▶ [Description of the task]
Note each line that includes the word "type". Copy those lines.

+-------+

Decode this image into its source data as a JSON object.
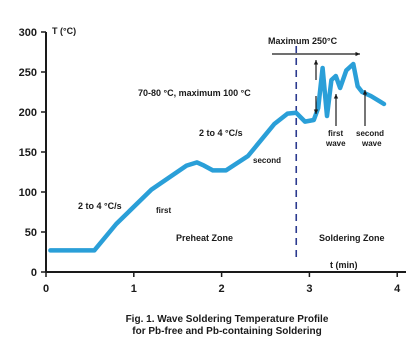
{
  "chart_data": {
    "type": "line",
    "title": "",
    "caption": [
      "Fig. 1. Wave Soldering Temperature Profile",
      "for Pb-free and Pb-containing  Soldering"
    ],
    "ylabel": "T (°C)",
    "xlabel": "t (min)",
    "xlim": [
      0,
      4.1
    ],
    "ylim": [
      0,
      300
    ],
    "x_ticks": [
      0,
      1,
      2,
      3,
      4
    ],
    "y_ticks": [
      0,
      50,
      100,
      150,
      200,
      250,
      300
    ],
    "grid": false,
    "line_color": "#2a9fd8",
    "series": [
      {
        "x": [
          0.05,
          0.55,
          0.8,
          1.2,
          1.6,
          1.72,
          1.8,
          1.9,
          2.05,
          2.3,
          2.6,
          2.75,
          2.85,
          2.95,
          3.05,
          3.1,
          3.15,
          3.2,
          3.25,
          3.3,
          3.35,
          3.42,
          3.5,
          3.55,
          3.6,
          3.7,
          3.85
        ],
        "y": [
          27,
          27,
          60,
          103,
          133,
          137,
          133,
          127,
          127,
          145,
          185,
          198,
          199,
          188,
          190,
          205,
          255,
          195,
          240,
          245,
          230,
          252,
          260,
          232,
          225,
          220,
          210
        ]
      }
    ],
    "annotations": {
      "ramp1": "2 to 4 °C/s",
      "first": "first",
      "ramp2": "2 to 4 °C/s",
      "second": "second",
      "preheat_temp": "70-80 °C, maximum 100 °C",
      "max": "Maximum 250°C",
      "first_wave": [
        "first",
        "wave"
      ],
      "second_wave": [
        "second",
        "wave"
      ],
      "preheat_zone": "Preheat Zone",
      "soldering_zone": "Soldering Zone",
      "zone_boundary_x": 2.85
    }
  }
}
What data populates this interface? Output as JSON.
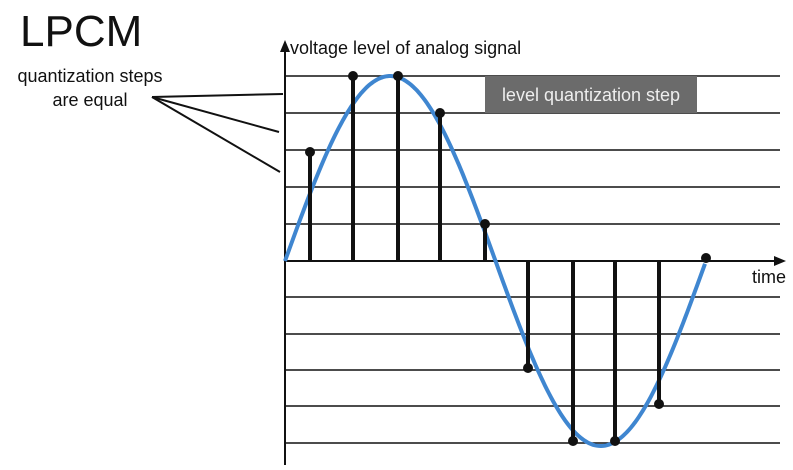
{
  "title": "LPCM",
  "annotation": {
    "lines": [
      "quantization steps",
      "are equal"
    ]
  },
  "y_axis_label": "voltage level of analog signal",
  "x_axis_label": "time",
  "box_label": "level quantization step"
}
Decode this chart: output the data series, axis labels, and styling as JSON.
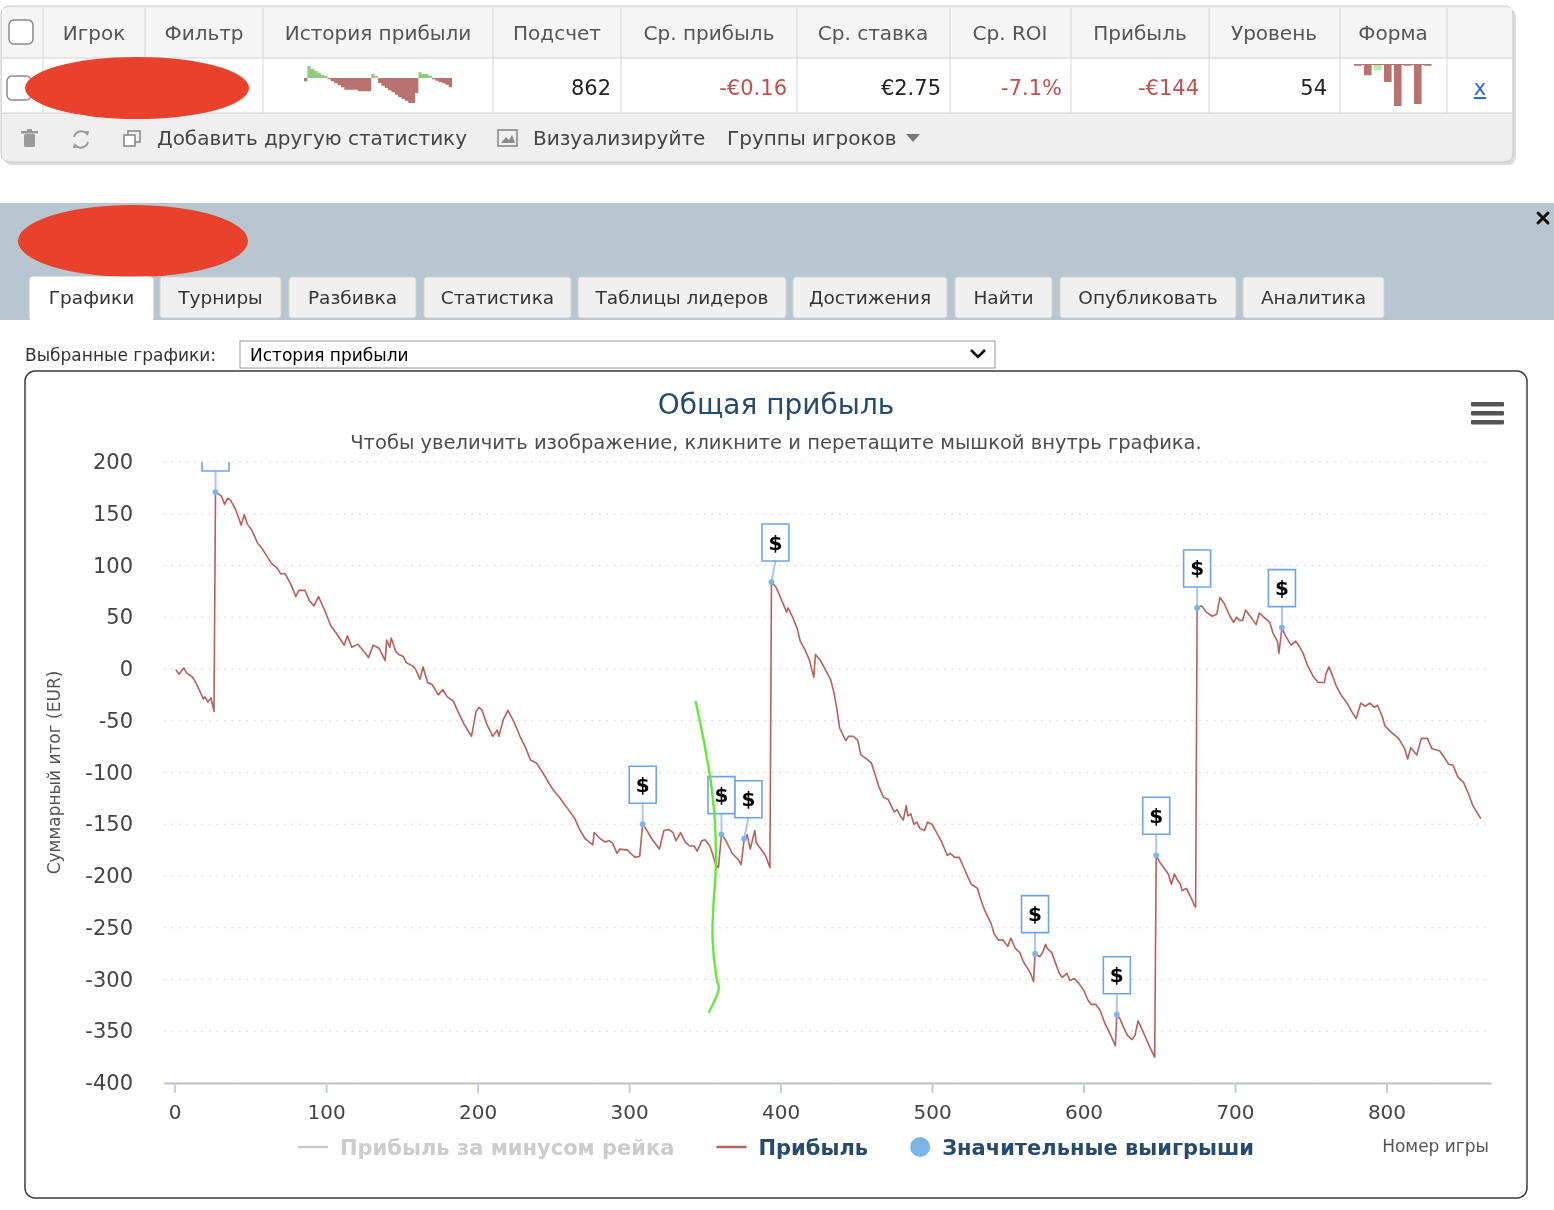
{
  "chart_data": [
    {
      "type": "other",
      "annotations": [
        "Игрок",
        "Фильтр",
        "История прибыли",
        "Подсчет",
        "Ср. прибыль",
        "Ср. ставка",
        "Ср. ROI",
        "Прибыль",
        "Уровень",
        "Форма",
        "862",
        "-€0.16",
        "€2.75",
        "-7.1%",
        "-€144",
        "54",
        "x",
        "Добавить другую статистику",
        "Визуализируйте",
        "Группы игроков"
      ]
    },
    {
      "type": "other",
      "annotations": [
        "Графики",
        "Турниры",
        "Разбивка",
        "Статистика",
        "Таблицы лидеров",
        "Достижения",
        "Найти",
        "Опубликовать",
        "Аналитика",
        "Выбранные графики:",
        "История прибыли"
      ]
    },
    {
      "type": "line",
      "title": "Общая прибыль",
      "subtitle": "Чтобы увеличить изображение, кликните и перетащите мышкой внутрь графика.",
      "xlabel": "Номер игры",
      "ylabel": "Суммарный итог (EUR)",
      "xlim": [
        -7,
        869
      ],
      "xticks": [
        0,
        100,
        200,
        300,
        400,
        500,
        600,
        700,
        800
      ],
      "ylim": [
        -400,
        200
      ],
      "yticks": [
        -400,
        -350,
        -300,
        -250,
        -200,
        -150,
        -100,
        -50,
        0,
        50,
        100,
        150,
        200
      ],
      "grid": "y",
      "legend": "bottom",
      "series": [
        {
          "name": "Прибыль за минусом рейка",
          "type": "line",
          "color": "#cccccc"
        },
        {
          "name": "Прибыль",
          "type": "line",
          "color": "#b5615e",
          "x": [
            1,
            3,
            6,
            8,
            12,
            15,
            19,
            20,
            22,
            24,
            26,
            27,
            29,
            31,
            33,
            35,
            37,
            40,
            44,
            46,
            48,
            51,
            55,
            57,
            64,
            68,
            70,
            73,
            77,
            80,
            82,
            86,
            89,
            92,
            95,
            99,
            103,
            107,
            112,
            114,
            117,
            121,
            125,
            128,
            131,
            135,
            139,
            140,
            142,
            143,
            146,
            148,
            151,
            153,
            157,
            159,
            162,
            164,
            167,
            170,
            174,
            177,
            180,
            184,
            187,
            191,
            196,
            199,
            201,
            203,
            206,
            210,
            213,
            214,
            217,
            220,
            224,
            228,
            232,
            235,
            239,
            243,
            247,
            250,
            254,
            258,
            262,
            264,
            267,
            271,
            276,
            277,
            281,
            284,
            287,
            289,
            292,
            294,
            299,
            301,
            304,
            307,
            309,
            311,
            315,
            320,
            323,
            326,
            329,
            331,
            334,
            337,
            340,
            343,
            345,
            348,
            350,
            353,
            355,
            357,
            359,
            361,
            364,
            368,
            372,
            374,
            376,
            378,
            380,
            383,
            384,
            387,
            390,
            393,
            394,
            397,
            400,
            404,
            405,
            408,
            411,
            413,
            416,
            419,
            422,
            423,
            426,
            429,
            433,
            435,
            437,
            439,
            443,
            445,
            448,
            451,
            453,
            457,
            460,
            462,
            465,
            468,
            471,
            473,
            475,
            477,
            479,
            481,
            483,
            484,
            486,
            488,
            490,
            492,
            495,
            497,
            500,
            503,
            506,
            510,
            512,
            515,
            518,
            521,
            524,
            526,
            530,
            532,
            535,
            539,
            541,
            544,
            547,
            550,
            552,
            555,
            558,
            560,
            565,
            567,
            568,
            571,
            573,
            575,
            576,
            579,
            581,
            584,
            586,
            589,
            591,
            594,
            597,
            600,
            603,
            605,
            608,
            611,
            614,
            618,
            621,
            622,
            624,
            627,
            629,
            632,
            634,
            636,
            638,
            641,
            644,
            647,
            648,
            650,
            653,
            656,
            658,
            660,
            662,
            664,
            665,
            668,
            670,
            672,
            673,
            674,
            675,
            678,
            681,
            685,
            688,
            690,
            693,
            696,
            699,
            701,
            703,
            705,
            707,
            710,
            712,
            714,
            716,
            720,
            723,
            725,
            728,
            729,
            731,
            733,
            737,
            740,
            742,
            745,
            748,
            752,
            755,
            759,
            760,
            762,
            764,
            767,
            770,
            774,
            777,
            780,
            783,
            786,
            789,
            792,
            794,
            797,
            799,
            803,
            808,
            812,
            814,
            816,
            820,
            823,
            827,
            830,
            835,
            838,
            841,
            844,
            847,
            851,
            854,
            857,
            862
          ],
          "values": [
            -1,
            -5,
            1,
            -4,
            -8,
            -16,
            -29,
            -27,
            -32,
            -28,
            -41,
            171,
            169,
            167,
            159,
            165,
            163,
            155,
            139,
            149,
            140,
            134,
            121,
            118,
            102,
            97,
            92,
            92,
            81,
            70,
            76,
            76,
            66,
            61,
            70,
            57,
            42,
            34,
            23,
            32,
            21,
            24,
            17,
            11,
            23,
            20,
            8,
            28,
            21,
            30,
            17,
            14,
            12,
            6,
            3,
            0,
            -10,
            2,
            -13,
            -15,
            -25,
            -20,
            -27,
            -31,
            -41,
            -53,
            -65,
            -41,
            -37,
            -40,
            -53,
            -65,
            -59,
            -65,
            -49,
            -40,
            -51,
            -65,
            -77,
            -88,
            -91,
            -100,
            -110,
            -117,
            -124,
            -132,
            -140,
            -144,
            -154,
            -164,
            -170,
            -158,
            -164,
            -167,
            -166,
            -168,
            -178,
            -174,
            -175,
            -178,
            -182,
            -181,
            -150,
            -154,
            -164,
            -174,
            -156,
            -155,
            -158,
            -166,
            -158,
            -167,
            -171,
            -171,
            -176,
            -166,
            -165,
            -170,
            -178,
            -188,
            -192,
            -160,
            -166,
            -178,
            -184,
            -189,
            -164,
            -160,
            -174,
            -156,
            -168,
            -174,
            -180,
            -192,
            84,
            79,
            69,
            55,
            59,
            50,
            39,
            27,
            19,
            9,
            -8,
            14,
            9,
            1,
            -10,
            -21,
            -37,
            -57,
            -69,
            -65,
            -65,
            -69,
            -83,
            -87,
            -91,
            -100,
            -114,
            -124,
            -126,
            -132,
            -138,
            -136,
            -142,
            -146,
            -132,
            -142,
            -140,
            -150,
            -148,
            -154,
            -156,
            -148,
            -150,
            -158,
            -166,
            -180,
            -178,
            -182,
            -182,
            -192,
            -202,
            -208,
            -212,
            -222,
            -234,
            -246,
            -256,
            -262,
            -262,
            -268,
            -260,
            -270,
            -274,
            -282,
            -294,
            -302,
            -275,
            -278,
            -274,
            -266,
            -270,
            -274,
            -282,
            -294,
            -298,
            -294,
            -301,
            -299,
            -304,
            -310,
            -320,
            -324,
            -324,
            -330,
            -342,
            -354,
            -364,
            -334,
            -338,
            -348,
            -354,
            -358,
            -354,
            -340,
            -346,
            -356,
            -366,
            -375,
            -180,
            -186,
            -192,
            -198,
            -208,
            -198,
            -204,
            -208,
            -214,
            -212,
            -218,
            -224,
            -228,
            -230,
            59,
            61,
            55,
            51,
            53,
            69,
            63,
            53,
            45,
            50,
            47,
            47,
            57,
            51,
            47,
            43,
            54,
            49,
            45,
            35,
            27,
            15,
            40,
            33,
            23,
            27,
            23,
            15,
            3,
            -8,
            -13,
            -13,
            -5,
            2,
            -5,
            -17,
            -25,
            -33,
            -41,
            -48,
            -33,
            -36,
            -33,
            -37,
            -35,
            -45,
            -55,
            -61,
            -67,
            -77,
            -87,
            -76,
            -83,
            -67,
            -67,
            -77,
            -79,
            -85,
            -92,
            -93,
            -104,
            -110,
            -120,
            -132,
            -144
          ]
        },
        {
          "name": "Значительные выигрыши",
          "type": "scatter",
          "color": "#7cb5ec",
          "marker": "circle",
          "x": [
            27,
            309,
            361,
            376,
            394,
            568,
            622,
            648,
            675,
            731
          ],
          "values": [
            171,
            -150,
            -160,
            -164,
            84,
            -275,
            -334,
            -180,
            59,
            40
          ],
          "value_labels": [
            null,
            "$",
            "$",
            "$",
            "$",
            "$",
            "$",
            "$",
            "$",
            "$"
          ]
        }
      ]
    }
  ]
}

+-------+

▶ [Answer to the problem]
    "type": "line",
      "type": "other",
      "type": "other",
      "type": "line",
          "type": "line",
          "type": "line",
          "type": "scatter",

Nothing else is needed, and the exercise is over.